───── THE DATA
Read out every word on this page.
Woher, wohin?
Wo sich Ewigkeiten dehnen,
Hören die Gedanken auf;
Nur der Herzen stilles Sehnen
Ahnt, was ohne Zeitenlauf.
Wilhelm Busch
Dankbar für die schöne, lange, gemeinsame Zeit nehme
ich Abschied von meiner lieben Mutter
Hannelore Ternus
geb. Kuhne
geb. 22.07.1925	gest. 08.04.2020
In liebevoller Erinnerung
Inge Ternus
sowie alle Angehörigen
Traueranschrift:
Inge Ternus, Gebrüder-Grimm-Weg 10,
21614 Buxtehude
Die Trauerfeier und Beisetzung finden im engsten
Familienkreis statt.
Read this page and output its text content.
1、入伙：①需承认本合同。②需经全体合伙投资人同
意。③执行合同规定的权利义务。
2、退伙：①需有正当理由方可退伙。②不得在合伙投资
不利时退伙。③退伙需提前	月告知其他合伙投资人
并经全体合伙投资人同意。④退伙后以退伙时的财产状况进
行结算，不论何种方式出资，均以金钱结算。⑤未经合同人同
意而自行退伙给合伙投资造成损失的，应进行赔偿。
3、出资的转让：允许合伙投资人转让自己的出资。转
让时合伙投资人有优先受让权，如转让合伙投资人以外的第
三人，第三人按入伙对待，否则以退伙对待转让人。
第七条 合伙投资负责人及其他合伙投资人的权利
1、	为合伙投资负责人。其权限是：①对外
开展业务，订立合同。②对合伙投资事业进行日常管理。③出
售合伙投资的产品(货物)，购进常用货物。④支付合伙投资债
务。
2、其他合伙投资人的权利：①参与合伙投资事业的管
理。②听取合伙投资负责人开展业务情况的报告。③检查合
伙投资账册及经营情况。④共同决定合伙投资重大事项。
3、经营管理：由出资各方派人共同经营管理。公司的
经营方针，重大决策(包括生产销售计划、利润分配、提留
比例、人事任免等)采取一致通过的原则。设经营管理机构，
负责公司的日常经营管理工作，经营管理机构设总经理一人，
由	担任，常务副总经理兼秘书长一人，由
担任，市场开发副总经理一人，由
──────────
WHAT IS ASKED: List every line from the entries above in which "Ternus" appears.

EXERCISE RESULT:
Hannelore Ternus
Inge Ternus
Inge Ternus, Gebrüder-Grimm-Weg 10,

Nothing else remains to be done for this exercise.